Fragmento de origen
Reprimida en principio, tratada con sutileza en sus primeros cuadernos, hasta
que gana terreno y decide hablar de sus asuntos personales con mayor soltura.
La novela Falconer (1977) es una de sus
obras más acabadas, donde trata el tema con brillantez y sin temores, aunque
también con un gran talento para no ser evidente, un tratamiento sutil empodera
al libro.
Exhibe su
necesidad de escribir, la ansiedad por tratar esos temas íntimos que lo
persiguen y sus afanes por lograr una obra importante: “Si escribo prosa
narrativa, como hago a veces, debo aceptar estas limitaciones. No es posible
que cada línea sea un clamor del corazón tallado en piedra. Pero me rebelo
contra el lenguaje común, la cualidad de relleno que encuentro en mi obra, y
trato de escapar… Pero puesto que no nací con un acento fuerte, debo hacer lo
que pueda con lo que tengo”[i].
Las
preocupaciones personales siempre lo atormentaron. Paulatinamente avanzan las
referencias, el escritor se atreve. Cuenta aventuras imaginarias con hombres y
se justifica diciendo que sólo son fantasías. Pero algún momento se vuelven
reales y escribe sus aventuras y sus dolores espirituales, rechazarse. Hay en
él una disyuntiva brutal. “Este cambio y movimiento –escribe– parece
apaciguar o curar mis ansiedades homosexuales, y contemplo alegremente la gente
que va y viene”[iii]. El libro transita
de expresiones duras a tonos poéticos. Salta de sus obsesiones sexuales a sus
obsesiones escriturales. “Era el año en que todo el mundo en Estados Unidos
estaba preocupado por la homosexualidad. También había otros motivos de
preocupación, pero mientras estas ansiedades eran objeto de artículos,
discusiones y publicidad, las referidas a la homosexualidad permanecían ocultas
y tácitas. ¿Lo es? ¿Lo fue? ¿Lo hicieron? ¿Lo soy?”[ii] Nos cuenta cómo preparo algún relato, exhibe su
oficio, piensa que es un tragedia que los hombres seamos incapaces de
ayudarnos, de comprendernos.

Registros proporcionados
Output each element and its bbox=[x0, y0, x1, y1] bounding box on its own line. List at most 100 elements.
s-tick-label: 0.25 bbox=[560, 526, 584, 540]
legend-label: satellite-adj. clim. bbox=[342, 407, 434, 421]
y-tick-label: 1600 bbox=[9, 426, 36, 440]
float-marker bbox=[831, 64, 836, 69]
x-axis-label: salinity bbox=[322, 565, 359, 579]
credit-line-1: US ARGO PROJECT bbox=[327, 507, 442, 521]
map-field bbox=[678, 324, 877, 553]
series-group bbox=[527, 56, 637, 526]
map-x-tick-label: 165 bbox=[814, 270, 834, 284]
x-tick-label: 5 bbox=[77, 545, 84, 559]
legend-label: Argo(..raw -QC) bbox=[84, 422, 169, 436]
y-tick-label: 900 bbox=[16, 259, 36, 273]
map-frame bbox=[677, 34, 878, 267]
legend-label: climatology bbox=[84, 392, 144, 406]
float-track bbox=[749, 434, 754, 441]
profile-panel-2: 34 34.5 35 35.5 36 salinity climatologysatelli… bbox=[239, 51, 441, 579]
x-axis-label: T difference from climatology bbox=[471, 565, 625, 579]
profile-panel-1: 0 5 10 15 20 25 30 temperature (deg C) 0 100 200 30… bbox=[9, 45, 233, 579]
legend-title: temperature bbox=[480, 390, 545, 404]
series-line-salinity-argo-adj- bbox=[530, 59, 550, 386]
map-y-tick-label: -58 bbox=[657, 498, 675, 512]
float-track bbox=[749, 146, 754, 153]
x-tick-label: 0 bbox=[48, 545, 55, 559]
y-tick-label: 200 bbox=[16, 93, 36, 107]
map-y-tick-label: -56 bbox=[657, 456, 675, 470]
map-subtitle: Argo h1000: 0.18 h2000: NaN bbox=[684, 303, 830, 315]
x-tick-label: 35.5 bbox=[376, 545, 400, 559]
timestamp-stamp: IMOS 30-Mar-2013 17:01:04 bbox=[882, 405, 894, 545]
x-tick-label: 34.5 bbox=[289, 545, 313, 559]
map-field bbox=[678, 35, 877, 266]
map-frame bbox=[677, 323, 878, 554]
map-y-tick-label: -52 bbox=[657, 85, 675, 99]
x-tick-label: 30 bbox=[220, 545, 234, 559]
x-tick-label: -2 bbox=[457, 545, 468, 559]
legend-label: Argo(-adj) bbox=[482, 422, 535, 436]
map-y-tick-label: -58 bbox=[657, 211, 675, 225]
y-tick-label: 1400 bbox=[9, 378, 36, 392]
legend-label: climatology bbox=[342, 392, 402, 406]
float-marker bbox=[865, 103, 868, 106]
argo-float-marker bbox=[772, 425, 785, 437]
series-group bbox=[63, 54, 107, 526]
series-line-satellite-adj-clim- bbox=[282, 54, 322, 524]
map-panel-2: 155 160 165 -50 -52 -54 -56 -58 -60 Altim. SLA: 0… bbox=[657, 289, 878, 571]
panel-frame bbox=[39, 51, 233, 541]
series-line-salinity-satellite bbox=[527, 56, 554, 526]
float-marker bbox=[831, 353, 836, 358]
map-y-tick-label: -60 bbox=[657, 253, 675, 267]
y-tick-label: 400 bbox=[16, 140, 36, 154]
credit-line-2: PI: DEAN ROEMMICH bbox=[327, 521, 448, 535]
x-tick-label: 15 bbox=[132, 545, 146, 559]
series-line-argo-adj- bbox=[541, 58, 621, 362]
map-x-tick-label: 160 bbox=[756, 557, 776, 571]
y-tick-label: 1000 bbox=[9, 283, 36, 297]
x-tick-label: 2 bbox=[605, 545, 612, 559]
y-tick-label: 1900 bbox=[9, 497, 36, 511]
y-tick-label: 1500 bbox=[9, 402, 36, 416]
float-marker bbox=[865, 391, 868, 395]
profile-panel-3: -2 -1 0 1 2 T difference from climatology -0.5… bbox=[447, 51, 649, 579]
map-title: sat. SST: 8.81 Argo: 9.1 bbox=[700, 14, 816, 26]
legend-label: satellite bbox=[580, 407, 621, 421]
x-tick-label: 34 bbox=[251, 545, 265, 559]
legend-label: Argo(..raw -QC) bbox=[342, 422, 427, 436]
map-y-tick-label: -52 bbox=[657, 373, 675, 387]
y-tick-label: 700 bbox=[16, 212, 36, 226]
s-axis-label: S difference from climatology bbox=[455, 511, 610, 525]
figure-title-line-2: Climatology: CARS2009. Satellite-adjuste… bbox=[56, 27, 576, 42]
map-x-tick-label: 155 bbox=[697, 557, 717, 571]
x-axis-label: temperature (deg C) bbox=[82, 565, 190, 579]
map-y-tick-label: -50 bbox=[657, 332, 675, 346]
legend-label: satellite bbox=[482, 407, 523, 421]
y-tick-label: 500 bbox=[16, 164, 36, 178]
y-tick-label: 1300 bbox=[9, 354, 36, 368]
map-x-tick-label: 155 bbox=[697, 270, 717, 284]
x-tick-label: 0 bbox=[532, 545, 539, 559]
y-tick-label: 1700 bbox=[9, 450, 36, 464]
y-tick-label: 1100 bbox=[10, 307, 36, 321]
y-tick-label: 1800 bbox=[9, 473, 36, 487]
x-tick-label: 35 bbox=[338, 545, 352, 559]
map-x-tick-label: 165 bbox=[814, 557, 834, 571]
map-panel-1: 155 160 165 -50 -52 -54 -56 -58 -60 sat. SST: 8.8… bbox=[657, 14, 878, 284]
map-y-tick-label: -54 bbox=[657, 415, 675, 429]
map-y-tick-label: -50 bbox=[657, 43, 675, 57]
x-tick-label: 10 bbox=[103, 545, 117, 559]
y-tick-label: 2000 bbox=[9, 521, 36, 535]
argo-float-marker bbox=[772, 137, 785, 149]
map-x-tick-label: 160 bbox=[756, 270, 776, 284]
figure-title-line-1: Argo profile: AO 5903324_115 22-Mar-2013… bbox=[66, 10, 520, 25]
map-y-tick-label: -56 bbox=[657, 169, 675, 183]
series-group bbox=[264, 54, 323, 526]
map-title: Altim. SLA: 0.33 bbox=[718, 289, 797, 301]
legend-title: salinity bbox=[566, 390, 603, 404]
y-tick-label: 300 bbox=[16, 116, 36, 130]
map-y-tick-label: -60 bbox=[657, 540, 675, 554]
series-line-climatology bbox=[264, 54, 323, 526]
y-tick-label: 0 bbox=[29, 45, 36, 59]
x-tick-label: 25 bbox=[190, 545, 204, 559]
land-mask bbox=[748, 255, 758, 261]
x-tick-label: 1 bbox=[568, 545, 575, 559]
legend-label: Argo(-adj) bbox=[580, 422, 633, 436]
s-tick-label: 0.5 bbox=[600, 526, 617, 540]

Instrucciones de tareas
**1.** ¿Cómo se traduce al inglés esta oración del fragmento: «Las preocupaciones personales siempre lo atormentaron.»?
**2.** ¿Cómo quedan convertidas en una lista JSON de cadenas, una por línea y sin líneas en blanco, las líneas de los registros que van desde el comienzo hasta la que contiene "y-tick-label: 1600 bbox=[9, 426, 36, 440]", ambas incluidas?
Los registros no guardan ninguna relación con el fragmento.

Respuestas
**1.** His personal concerns always tormented him.

**2.**
[
  "Output each element and its bbox=[x0, y0, x1, y1] bounding box on its own line. List at most 100 elements.",
  "s-tick-label: 0.25 bbox=[560, 526, 584, 540]",
  "legend-label: satellite-adj. clim. bbox=[342, 407, 434, 421]",
  "y-tick-label: 1600 bbox=[9, 426, 36, 440]"
]